**Task:** Copy out the lines from the start of the list through the line containing "717, 1119, 737]", including both of those lines, without changing anything.

**Bounding box annotations:**
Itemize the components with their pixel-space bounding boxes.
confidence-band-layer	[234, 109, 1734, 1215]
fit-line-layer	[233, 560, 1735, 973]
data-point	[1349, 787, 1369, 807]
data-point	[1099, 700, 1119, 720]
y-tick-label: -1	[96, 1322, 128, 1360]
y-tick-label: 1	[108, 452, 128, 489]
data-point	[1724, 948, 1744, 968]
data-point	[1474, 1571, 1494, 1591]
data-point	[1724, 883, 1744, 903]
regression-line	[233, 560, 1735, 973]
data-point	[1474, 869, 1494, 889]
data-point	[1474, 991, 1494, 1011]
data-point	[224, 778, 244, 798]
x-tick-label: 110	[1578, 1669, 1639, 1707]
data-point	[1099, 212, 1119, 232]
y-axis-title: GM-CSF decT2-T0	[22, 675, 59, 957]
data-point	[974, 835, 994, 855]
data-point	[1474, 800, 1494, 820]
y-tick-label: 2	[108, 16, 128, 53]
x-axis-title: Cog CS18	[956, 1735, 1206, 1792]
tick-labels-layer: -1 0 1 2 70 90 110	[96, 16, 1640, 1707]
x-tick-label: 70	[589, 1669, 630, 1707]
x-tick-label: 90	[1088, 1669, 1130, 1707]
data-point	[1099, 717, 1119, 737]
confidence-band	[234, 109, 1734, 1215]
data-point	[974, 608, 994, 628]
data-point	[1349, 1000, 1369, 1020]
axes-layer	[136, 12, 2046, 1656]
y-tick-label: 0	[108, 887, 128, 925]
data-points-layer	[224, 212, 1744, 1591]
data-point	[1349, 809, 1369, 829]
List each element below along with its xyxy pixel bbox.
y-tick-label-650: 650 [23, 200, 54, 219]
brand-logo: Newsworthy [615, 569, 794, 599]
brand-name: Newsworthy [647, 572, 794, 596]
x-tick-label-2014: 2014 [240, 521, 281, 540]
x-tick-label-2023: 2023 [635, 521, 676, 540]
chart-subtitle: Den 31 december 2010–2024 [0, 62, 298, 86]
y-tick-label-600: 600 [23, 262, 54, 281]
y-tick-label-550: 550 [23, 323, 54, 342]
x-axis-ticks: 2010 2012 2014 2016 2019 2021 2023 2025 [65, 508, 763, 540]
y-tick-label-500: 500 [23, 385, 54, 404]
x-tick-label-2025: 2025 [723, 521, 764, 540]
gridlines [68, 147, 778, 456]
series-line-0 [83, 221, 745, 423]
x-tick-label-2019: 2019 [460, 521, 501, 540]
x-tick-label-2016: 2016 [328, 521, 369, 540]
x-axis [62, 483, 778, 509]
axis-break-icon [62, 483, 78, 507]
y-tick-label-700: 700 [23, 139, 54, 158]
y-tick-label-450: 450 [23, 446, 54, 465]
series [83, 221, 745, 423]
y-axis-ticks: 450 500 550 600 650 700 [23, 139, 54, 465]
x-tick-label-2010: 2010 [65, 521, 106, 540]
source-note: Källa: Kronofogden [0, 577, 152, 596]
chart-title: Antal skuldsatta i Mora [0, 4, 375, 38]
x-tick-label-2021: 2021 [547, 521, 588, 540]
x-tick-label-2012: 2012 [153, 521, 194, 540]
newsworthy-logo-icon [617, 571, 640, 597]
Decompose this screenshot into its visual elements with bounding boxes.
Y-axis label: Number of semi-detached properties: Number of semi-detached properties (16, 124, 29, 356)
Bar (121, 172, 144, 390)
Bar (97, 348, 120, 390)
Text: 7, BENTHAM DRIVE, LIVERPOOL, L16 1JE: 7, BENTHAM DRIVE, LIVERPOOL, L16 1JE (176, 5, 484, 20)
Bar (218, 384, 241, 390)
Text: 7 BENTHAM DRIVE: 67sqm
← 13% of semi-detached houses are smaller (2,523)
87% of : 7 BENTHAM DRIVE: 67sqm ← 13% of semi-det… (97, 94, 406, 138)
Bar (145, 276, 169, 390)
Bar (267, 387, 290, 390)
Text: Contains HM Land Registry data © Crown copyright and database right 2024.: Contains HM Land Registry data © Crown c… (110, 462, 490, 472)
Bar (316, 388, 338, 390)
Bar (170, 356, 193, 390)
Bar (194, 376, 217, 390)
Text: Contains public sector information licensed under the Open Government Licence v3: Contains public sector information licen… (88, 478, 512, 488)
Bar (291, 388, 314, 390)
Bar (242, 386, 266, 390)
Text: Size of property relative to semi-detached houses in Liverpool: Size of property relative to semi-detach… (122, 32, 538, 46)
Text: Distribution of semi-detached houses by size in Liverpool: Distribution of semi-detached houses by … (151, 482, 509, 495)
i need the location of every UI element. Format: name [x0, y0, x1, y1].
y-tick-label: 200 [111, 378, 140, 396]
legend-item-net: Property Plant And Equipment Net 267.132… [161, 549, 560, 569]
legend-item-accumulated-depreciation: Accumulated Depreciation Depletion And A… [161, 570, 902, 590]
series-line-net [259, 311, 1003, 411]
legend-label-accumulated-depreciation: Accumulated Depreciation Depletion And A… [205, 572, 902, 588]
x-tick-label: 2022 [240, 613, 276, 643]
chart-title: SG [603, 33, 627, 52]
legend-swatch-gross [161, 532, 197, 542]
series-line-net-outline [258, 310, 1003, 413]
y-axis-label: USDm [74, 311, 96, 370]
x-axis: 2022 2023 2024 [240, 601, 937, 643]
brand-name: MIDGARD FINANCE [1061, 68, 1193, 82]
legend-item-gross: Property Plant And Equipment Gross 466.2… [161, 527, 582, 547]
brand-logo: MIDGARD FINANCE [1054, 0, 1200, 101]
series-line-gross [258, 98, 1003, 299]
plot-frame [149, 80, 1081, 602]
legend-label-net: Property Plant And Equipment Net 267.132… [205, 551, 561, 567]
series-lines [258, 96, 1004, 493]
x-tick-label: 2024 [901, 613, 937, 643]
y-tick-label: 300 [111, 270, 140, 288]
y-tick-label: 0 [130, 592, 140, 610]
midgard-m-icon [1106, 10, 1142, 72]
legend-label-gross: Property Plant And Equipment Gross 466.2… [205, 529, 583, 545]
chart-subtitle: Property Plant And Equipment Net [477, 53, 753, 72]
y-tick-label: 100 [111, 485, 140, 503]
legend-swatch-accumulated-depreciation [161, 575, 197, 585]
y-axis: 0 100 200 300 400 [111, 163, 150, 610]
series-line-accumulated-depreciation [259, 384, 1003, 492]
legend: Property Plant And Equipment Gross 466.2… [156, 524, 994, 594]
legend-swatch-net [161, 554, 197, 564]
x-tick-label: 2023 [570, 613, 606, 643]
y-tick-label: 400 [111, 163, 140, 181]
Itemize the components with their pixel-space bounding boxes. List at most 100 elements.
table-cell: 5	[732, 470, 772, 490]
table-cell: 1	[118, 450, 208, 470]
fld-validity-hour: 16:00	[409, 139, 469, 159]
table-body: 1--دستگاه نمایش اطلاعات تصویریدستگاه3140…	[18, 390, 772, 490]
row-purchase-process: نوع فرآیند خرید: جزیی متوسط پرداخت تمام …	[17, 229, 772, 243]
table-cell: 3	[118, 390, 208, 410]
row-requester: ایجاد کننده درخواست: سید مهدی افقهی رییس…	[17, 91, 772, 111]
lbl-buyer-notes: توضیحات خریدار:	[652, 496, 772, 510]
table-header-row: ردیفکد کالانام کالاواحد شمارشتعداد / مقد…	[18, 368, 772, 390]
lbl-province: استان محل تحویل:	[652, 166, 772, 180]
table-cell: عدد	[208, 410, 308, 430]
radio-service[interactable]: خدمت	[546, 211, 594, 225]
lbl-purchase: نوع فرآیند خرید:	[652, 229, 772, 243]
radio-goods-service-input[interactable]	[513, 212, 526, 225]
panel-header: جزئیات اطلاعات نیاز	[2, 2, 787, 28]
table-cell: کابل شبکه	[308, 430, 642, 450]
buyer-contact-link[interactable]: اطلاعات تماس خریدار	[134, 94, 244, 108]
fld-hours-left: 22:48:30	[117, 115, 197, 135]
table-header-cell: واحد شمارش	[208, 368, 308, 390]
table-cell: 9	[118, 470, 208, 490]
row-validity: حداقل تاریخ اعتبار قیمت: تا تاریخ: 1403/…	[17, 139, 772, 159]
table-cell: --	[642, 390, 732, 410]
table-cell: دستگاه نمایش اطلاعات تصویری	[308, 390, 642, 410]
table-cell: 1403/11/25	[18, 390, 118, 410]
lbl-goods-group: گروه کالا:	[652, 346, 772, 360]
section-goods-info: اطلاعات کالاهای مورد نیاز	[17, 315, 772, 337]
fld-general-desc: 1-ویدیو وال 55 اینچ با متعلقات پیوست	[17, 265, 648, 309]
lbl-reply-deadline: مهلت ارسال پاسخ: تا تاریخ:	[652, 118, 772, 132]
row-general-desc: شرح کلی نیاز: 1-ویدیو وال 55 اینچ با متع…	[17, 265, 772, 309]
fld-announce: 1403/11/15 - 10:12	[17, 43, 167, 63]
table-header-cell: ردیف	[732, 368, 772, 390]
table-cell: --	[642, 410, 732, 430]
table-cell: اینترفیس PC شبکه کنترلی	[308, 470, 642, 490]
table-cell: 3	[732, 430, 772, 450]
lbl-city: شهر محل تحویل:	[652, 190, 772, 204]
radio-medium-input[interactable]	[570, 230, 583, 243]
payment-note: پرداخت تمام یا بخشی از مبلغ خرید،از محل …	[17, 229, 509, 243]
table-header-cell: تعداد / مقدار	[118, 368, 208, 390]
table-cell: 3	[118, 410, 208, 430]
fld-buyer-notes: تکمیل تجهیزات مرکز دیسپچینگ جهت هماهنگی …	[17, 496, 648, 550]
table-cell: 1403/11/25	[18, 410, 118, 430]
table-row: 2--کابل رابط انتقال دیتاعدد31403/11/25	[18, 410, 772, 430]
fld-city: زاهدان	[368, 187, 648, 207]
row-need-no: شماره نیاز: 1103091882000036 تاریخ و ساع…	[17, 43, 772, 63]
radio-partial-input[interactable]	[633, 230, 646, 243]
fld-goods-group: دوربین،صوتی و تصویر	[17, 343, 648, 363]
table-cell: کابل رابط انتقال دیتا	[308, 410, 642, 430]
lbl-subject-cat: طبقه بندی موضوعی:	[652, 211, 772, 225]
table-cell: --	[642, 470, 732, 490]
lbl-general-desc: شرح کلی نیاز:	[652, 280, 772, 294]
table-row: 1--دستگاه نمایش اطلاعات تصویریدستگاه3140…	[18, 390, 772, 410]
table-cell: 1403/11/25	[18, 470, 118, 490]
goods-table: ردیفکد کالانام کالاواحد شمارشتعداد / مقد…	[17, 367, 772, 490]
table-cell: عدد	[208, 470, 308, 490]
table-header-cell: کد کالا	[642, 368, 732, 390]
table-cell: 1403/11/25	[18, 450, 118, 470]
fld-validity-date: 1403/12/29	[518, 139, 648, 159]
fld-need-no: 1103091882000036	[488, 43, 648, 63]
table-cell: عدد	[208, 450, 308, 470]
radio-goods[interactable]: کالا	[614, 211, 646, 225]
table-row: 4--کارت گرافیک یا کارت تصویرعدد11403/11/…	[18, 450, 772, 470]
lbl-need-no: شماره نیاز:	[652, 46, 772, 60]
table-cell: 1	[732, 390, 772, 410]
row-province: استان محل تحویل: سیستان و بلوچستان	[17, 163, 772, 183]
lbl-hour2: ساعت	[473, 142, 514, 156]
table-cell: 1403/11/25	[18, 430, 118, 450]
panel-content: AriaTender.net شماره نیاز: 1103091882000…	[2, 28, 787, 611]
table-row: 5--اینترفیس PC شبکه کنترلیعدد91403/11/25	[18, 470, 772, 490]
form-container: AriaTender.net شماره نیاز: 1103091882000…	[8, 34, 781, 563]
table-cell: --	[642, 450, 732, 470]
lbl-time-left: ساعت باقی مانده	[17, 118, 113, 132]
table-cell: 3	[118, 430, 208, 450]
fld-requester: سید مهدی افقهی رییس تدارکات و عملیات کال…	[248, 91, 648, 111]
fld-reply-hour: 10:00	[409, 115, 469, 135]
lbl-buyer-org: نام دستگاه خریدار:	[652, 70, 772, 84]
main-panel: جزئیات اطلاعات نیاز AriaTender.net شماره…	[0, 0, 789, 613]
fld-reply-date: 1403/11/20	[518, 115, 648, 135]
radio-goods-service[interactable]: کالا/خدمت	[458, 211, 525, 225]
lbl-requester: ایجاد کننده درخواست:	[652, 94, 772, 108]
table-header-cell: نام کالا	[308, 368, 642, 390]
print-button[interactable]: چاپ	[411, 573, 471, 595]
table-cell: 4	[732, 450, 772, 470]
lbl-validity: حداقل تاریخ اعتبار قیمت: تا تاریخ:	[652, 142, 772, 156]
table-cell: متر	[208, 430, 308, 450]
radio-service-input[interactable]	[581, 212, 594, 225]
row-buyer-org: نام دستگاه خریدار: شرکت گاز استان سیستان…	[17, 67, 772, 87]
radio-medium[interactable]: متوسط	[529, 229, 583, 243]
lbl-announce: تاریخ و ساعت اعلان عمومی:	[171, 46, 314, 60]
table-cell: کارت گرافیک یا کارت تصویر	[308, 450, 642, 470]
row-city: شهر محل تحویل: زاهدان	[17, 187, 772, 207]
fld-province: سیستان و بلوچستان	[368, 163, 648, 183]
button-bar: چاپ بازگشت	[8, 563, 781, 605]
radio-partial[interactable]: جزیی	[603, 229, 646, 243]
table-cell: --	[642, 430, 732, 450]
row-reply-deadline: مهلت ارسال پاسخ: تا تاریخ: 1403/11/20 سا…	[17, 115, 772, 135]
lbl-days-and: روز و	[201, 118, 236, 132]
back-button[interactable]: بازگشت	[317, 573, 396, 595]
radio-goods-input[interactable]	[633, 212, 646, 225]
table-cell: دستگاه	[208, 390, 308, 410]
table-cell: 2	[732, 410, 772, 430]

**Answer to the task:**
Itemize the components with their pixel-space bounding boxes.
confidence-band-layer	[234, 109, 1734, 1215]
fit-line-layer	[233, 560, 1735, 973]
data-point	[1349, 787, 1369, 807]
data-point	[1099, 700, 1119, 720]
y-tick-label: -1	[96, 1322, 128, 1360]
y-tick-label: 1	[108, 452, 128, 489]
data-point	[1724, 948, 1744, 968]
data-point	[1474, 1571, 1494, 1591]
data-point	[1724, 883, 1744, 903]
regression-line	[233, 560, 1735, 973]
data-point	[1474, 869, 1494, 889]
data-point	[1474, 991, 1494, 1011]
data-point	[224, 778, 244, 798]
x-tick-label: 110	[1578, 1669, 1639, 1707]
data-point	[1099, 212, 1119, 232]
y-axis-title: GM-CSF decT2-T0	[22, 675, 59, 957]
data-point	[974, 835, 994, 855]
data-point	[1474, 800, 1494, 820]
y-tick-label: 2	[108, 16, 128, 53]
x-axis-title: Cog CS18	[956, 1735, 1206, 1792]
tick-labels-layer: -1 0 1 2 70 90 110	[96, 16, 1640, 1707]
x-tick-label: 70	[589, 1669, 630, 1707]
x-tick-label: 90	[1088, 1669, 1130, 1707]
data-point	[1099, 717, 1119, 737]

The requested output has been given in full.